◆ 待分析文本 ◆
::::

将pART ACOⅠ3-4表达载体质粒导入农杆菌LBA4404 中获得工程农杆菌，对ZK 品系木枣苗叶片进行转化。在MS固体培养基础上每升添加6-BA 1.0 mg，IBA 0.2 mg，TDZ 0.01 mg 作为基础培养基，在此基础上每升添加AgNO30.5 mg 作为共培养基，在共培养基中添加适量Carb+Kan 进行选择抑菌培养基。将抗性筛选获得的阳性再生木枣植株的叶片作为材料，利用DNA 提取试剂盒提取植物DNA组并进行PCR与电泳鉴定。

2 结果分析

2.1 pART ACO Ⅰ3-4表达载体的成功构建

获得的pKF1 经XhoⅠ/EcoR Ⅰ酶切及PCR 鉴定均获得大小约为600 bp 的片段（图2）与预期大小一致，表明成功获得pKF1。将pKF 用NotⅠ酶切，经电泳检测得到大小约为4 200 bp 和3 100 bp 的片段（图3）与预期结果一致，表明中间载体构建成功。将得到的pART ACO Ⅰ3-4分别用BamH Ⅰ/ClaⅠ双酶切及EcoR Ⅰ单酶切，电泳共检出大小约为1 300 bp，600 bp 和750 bp 的三条带（图4），与预期结果一致；再用Hind Ⅲ、XhoⅠ分别酶切pART ACO Ⅰ3-4，电泳出现约1 000 bp、2 000 bp 大小的片段（图5）。对pART ACO Ⅰ3-4进行PCR 扩增鉴定，结果出现了一条大小约为600 bp 的条带（图6），说明pART ACOⅠ3-4表达载体构建成功。

::::

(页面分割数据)
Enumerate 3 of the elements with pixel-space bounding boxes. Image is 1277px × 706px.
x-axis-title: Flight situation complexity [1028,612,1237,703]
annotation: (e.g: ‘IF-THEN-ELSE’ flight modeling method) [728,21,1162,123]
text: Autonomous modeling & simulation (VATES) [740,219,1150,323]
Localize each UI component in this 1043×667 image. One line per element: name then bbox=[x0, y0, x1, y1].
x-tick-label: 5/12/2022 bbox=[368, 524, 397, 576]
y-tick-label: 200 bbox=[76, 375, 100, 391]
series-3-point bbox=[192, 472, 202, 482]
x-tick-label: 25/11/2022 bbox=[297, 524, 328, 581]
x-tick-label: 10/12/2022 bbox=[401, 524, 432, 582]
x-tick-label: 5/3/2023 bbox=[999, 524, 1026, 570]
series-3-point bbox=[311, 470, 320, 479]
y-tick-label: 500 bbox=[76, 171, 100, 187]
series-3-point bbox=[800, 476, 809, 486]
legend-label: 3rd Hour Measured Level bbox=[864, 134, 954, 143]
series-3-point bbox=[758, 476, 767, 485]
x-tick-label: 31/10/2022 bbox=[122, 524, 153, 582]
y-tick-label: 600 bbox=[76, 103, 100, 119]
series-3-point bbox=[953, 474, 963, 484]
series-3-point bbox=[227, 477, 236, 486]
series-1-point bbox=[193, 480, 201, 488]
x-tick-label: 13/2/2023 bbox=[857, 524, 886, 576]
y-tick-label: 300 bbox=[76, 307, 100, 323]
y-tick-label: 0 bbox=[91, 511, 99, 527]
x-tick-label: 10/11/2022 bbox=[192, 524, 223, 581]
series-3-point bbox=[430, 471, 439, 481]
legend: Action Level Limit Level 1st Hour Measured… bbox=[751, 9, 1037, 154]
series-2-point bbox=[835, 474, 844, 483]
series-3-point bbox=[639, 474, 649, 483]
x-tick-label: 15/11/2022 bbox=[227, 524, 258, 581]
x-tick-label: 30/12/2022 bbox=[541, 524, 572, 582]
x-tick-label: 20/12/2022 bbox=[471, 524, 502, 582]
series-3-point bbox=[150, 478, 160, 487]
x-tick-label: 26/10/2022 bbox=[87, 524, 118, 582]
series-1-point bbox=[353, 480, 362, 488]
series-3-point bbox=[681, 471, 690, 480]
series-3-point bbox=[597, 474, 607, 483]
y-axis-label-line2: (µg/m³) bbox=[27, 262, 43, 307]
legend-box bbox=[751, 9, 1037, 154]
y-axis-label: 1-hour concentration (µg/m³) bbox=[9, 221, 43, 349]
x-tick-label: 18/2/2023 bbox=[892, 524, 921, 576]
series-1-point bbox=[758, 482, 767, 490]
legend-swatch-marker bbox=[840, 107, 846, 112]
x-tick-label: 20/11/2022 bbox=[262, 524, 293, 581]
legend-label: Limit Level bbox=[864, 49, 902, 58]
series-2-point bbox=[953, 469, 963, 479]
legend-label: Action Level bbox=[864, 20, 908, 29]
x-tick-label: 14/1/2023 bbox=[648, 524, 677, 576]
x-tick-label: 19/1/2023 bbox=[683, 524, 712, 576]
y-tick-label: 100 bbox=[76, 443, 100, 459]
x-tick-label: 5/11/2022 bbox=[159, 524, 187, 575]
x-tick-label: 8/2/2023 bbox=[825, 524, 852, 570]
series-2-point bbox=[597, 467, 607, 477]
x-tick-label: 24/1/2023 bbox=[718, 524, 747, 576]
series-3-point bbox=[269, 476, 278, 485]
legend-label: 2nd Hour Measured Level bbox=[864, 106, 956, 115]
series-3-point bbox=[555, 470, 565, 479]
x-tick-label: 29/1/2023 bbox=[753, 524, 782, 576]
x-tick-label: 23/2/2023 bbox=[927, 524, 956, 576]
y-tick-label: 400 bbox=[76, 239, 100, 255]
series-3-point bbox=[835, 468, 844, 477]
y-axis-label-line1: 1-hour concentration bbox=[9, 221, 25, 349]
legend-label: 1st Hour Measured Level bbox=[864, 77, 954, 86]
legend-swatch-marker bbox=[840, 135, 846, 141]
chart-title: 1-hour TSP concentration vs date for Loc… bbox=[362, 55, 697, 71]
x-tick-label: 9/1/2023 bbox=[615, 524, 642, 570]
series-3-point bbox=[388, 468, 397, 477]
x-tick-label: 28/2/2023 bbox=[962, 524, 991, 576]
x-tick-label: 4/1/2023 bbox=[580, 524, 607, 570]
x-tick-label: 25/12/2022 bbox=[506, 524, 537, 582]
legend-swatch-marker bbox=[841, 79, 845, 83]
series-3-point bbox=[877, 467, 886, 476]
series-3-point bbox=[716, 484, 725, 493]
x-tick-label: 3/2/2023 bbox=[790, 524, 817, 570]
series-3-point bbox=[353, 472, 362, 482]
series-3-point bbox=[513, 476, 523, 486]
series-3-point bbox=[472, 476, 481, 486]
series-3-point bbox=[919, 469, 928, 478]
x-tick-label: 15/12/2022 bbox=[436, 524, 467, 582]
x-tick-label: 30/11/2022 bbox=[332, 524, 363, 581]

::::

◆ 练习任务 ◆
(A) 把木枣转化一文中的这句话译成英文：“对pART ACO Ⅰ3-4进行PCR 扩增鉴定，结果出现了一条大小约为600 bp 的条带（图6），说明pART ACOⅠ3-4表达载体构建成功。”
(B) 从木枣转化一文最后一句之后接着续写。

◆ 参考答案 ◆
(A) PCR amplification was performed on pART ACO Ⅰ3-4 for identification, and a band of about 600 bp appeared (Figure 6), indicating that the pART ACOⅠ3-4 expression vector was successfully constructed.

(B)
图2 pKF1酶切与PCR鉴定

图3 pKF酶切图

图4 pART ACO Ⅰ3-4的酶切鉴定

图5 pART ACO Ⅰ3-4的酶切鉴定

图6 pART ACO Ⅰ3-4的电泳鉴定

2.2 Kan选择压的确定

木枣组培苗在10 mg·L-1Kan 的继代培养基上能够正常生长，随着继代培养基中Kan浓度的升高，木枣组培苗的叶子逐渐变黄，开始出现白化现象，生长态势受阻。直到继代培养中Kan浓度升为30 mg·L-1时，木枣组培苗叶子全部变黄、白化，并且死亡。故将30 mg·L-1Kan 浓度设为木枣遗传转化再生苗继代选择培养基的浓度上限。在Kan 浓度为5 mg·L-1时，叶片出愈率为98.3%，愈伤组织不定芽分化率为61.7%；当Kan 浓度达到10 mg·L-1时，叶片出愈率为37.7%，愈伤组织不定芽分化率11.7%，当Kan 浓度达到15 mg·L-1时，叶片出愈率为6.7%，愈伤组织不定芽1.7%。当Kan浓度达到20 mg·L-1时，愈伤组织趋于死亡，无不定芽分化（图7），所以可将20 mg·L-1Kan浓度设为木枣叶片遗传转化愈伤组织及不定芽形成的Kan标记选择压浓度。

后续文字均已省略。